— Start Extracted information —
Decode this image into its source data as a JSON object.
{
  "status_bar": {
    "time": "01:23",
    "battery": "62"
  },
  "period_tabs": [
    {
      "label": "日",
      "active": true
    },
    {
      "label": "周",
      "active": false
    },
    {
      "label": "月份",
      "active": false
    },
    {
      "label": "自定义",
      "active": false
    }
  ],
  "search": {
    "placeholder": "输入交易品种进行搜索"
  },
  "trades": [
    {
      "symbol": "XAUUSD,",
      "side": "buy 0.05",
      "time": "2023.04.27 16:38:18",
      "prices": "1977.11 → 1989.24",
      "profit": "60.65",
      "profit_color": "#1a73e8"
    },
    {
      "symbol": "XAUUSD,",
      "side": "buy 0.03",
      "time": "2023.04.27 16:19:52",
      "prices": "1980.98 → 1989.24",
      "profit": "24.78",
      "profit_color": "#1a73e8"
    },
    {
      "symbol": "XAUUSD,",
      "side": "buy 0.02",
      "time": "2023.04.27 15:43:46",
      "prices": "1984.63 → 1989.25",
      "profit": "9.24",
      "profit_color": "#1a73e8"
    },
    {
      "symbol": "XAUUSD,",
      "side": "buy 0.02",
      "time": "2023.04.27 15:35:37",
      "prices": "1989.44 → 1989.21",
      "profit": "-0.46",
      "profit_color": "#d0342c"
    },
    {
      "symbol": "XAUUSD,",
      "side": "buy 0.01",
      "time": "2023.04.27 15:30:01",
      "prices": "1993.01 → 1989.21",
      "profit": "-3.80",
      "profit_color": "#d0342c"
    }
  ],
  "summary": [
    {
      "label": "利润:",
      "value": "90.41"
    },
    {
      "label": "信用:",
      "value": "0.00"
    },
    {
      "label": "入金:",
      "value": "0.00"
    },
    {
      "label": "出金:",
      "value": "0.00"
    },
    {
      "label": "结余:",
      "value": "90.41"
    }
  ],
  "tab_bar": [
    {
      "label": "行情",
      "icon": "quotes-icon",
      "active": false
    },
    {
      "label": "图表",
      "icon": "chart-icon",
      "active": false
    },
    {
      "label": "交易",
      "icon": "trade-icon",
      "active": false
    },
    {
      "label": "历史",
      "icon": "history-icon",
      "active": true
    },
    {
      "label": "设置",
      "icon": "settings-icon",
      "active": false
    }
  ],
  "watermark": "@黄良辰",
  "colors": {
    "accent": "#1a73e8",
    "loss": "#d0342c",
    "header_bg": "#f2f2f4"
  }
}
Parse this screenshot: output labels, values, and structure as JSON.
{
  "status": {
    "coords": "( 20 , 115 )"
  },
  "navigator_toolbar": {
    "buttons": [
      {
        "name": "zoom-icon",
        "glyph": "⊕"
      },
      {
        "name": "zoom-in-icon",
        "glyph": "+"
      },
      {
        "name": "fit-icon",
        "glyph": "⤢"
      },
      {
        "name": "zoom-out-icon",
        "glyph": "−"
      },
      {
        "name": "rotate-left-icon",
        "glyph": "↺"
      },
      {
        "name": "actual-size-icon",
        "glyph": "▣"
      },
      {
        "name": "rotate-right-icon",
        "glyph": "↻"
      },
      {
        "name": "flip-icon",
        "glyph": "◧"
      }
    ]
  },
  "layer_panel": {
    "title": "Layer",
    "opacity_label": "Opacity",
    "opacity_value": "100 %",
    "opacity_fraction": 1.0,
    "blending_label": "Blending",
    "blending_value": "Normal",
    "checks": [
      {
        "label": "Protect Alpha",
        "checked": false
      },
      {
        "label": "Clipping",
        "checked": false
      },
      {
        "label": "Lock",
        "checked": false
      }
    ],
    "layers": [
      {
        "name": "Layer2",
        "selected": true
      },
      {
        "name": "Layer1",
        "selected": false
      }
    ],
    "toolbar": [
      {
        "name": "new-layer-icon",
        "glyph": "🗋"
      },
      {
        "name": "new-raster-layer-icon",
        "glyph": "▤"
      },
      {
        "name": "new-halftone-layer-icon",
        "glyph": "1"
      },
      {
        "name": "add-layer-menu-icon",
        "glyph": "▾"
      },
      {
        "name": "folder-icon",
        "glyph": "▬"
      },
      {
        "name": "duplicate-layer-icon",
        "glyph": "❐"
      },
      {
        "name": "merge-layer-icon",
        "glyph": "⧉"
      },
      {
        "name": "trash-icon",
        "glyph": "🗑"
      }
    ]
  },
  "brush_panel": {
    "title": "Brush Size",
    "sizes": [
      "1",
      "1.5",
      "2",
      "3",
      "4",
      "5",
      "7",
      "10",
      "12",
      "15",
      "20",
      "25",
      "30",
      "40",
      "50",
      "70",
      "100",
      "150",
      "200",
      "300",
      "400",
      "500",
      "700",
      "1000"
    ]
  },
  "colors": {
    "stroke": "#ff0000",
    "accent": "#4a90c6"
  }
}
— End Extracted information —
◆ **Exercise aim**
Reproduce all of the data exactly as given.

◆ **Result for this exercise**
Decode this image into its source data as a JSON object.
{
  "status_bar": {
    "time": "01:23",
    "battery": "62"
  },
  "period_tabs": [
    {
      "label": "日",
      "active": true
    },
    {
      "label": "周",
      "active": false
    },
    {
      "label": "月份",
      "active": false
    },
    {
      "label": "自定义",
      "active": false
    }
  ],
  "search": {
    "placeholder": "输入交易品种进行搜索"
  },
  "trades": [
    {
      "symbol": "XAUUSD,",
      "side": "buy 0.05",
      "time": "2023.04.27 16:38:18",
      "prices": "1977.11 → 1989.24",
      "profit": "60.65",
      "profit_color": "#1a73e8"
    },
    {
      "symbol": "XAUUSD,",
      "side": "buy 0.03",
      "time": "2023.04.27 16:19:52",
      "prices": "1980.98 → 1989.24",
      "profit": "24.78",
      "profit_color": "#1a73e8"
    },
    {
      "symbol": "XAUUSD,",
      "side": "buy 0.02",
      "time": "2023.04.27 15:43:46",
      "prices": "1984.63 → 1989.25",
      "profit": "9.24",
      "profit_color": "#1a73e8"
    },
    {
      "symbol": "XAUUSD,",
      "side": "buy 0.02",
      "time": "2023.04.27 15:35:37",
      "prices": "1989.44 → 1989.21",
      "profit": "-0.46",
      "profit_color": "#d0342c"
    },
    {
      "symbol": "XAUUSD,",
      "side": "buy 0.01",
      "time": "2023.04.27 15:30:01",
      "prices": "1993.01 → 1989.21",
      "profit": "-3.80",
      "profit_color": "#d0342c"
    }
  ],
  "summary": [
    {
      "label": "利润:",
      "value": "90.41"
    },
    {
      "label": "信用:",
      "value": "0.00"
    },
    {
      "label": "入金:",
      "value": "0.00"
    },
    {
      "label": "出金:",
      "value": "0.00"
    },
    {
      "label": "结余:",
      "value": "90.41"
    }
  ],
  "tab_bar": [
    {
      "label": "行情",
      "icon": "quotes-icon",
      "active": false
    },
    {
      "label": "图表",
      "icon": "chart-icon",
      "active": false
    },
    {
      "label": "交易",
      "icon": "trade-icon",
      "active": false
    },
    {
      "label": "历史",
      "icon": "history-icon",
      "active": true
    },
    {
      "label": "设置",
      "icon": "settings-icon",
      "active": false
    }
  ],
  "watermark": "@黄良辰",
  "colors": {
    "accent": "#1a73e8",
    "loss": "#d0342c",
    "header_bg": "#f2f2f4"
  }
}
Parse this screenshot: output labels, values, and structure as JSON.
{
  "status": {
    "coords": "( 20 , 115 )"
  },
  "navigator_toolbar": {
    "buttons": [
      {
        "name": "zoom-icon",
        "glyph": "⊕"
      },
      {
        "name": "zoom-in-icon",
        "glyph": "+"
      },
      {
        "name": "fit-icon",
        "glyph": "⤢"
      },
      {
        "name": "zoom-out-icon",
        "glyph": "−"
      },
      {
        "name": "rotate-left-icon",
        "glyph": "↺"
      },
      {
        "name": "actual-size-icon",
        "glyph": "▣"
      },
      {
        "name": "rotate-right-icon",
        "glyph": "↻"
      },
      {
        "name": "flip-icon",
        "glyph": "◧"
      }
    ]
  },
  "layer_panel": {
    "title": "Layer",
    "opacity_label": "Opacity",
    "opacity_value": "100 %",
    "opacity_fraction": 1.0,
    "blending_label": "Blending",
    "blending_value": "Normal",
    "checks": [
      {
        "label": "Protect Alpha",
        "checked": false
      },
      {
        "label": "Clipping",
        "checked": false
      },
      {
        "label": "Lock",
        "checked": false
      }
    ],
    "layers": [
      {
        "name": "Layer2",
        "selected": true
      },
      {
        "name": "Layer1",
        "selected": false
      }
    ],
    "toolbar": [
      {
        "name": "new-layer-icon",
        "glyph": "🗋"
      },
      {
        "name": "new-raster-layer-icon",
        "glyph": "▤"
      },
      {
        "name": "new-halftone-layer-icon",
        "glyph": "1"
      },
      {
        "name": "add-layer-menu-icon",
        "glyph": "▾"
      },
      {
        "name": "folder-icon",
        "glyph": "▬"
      },
      {
        "name": "duplicate-layer-icon",
        "glyph": "❐"
      },
      {
        "name": "merge-layer-icon",
        "glyph": "⧉"
      },
      {
        "name": "trash-icon",
        "glyph": "🗑"
      }
    ]
  },
  "brush_panel": {
    "title": "Brush Size",
    "sizes": [
      "1",
      "1.5",
      "2",
      "3",
      "4",
      "5",
      "7",
      "10",
      "12",
      "15",
      "20",
      "25",
      "30",
      "40",
      "50",
      "70",
      "100",
      "150",
      "200",
      "300",
      "400",
      "500",
      "700",
      "1000"
    ]
  },
  "colors": {
    "stroke": "#ff0000",
    "accent": "#4a90c6"
  }
}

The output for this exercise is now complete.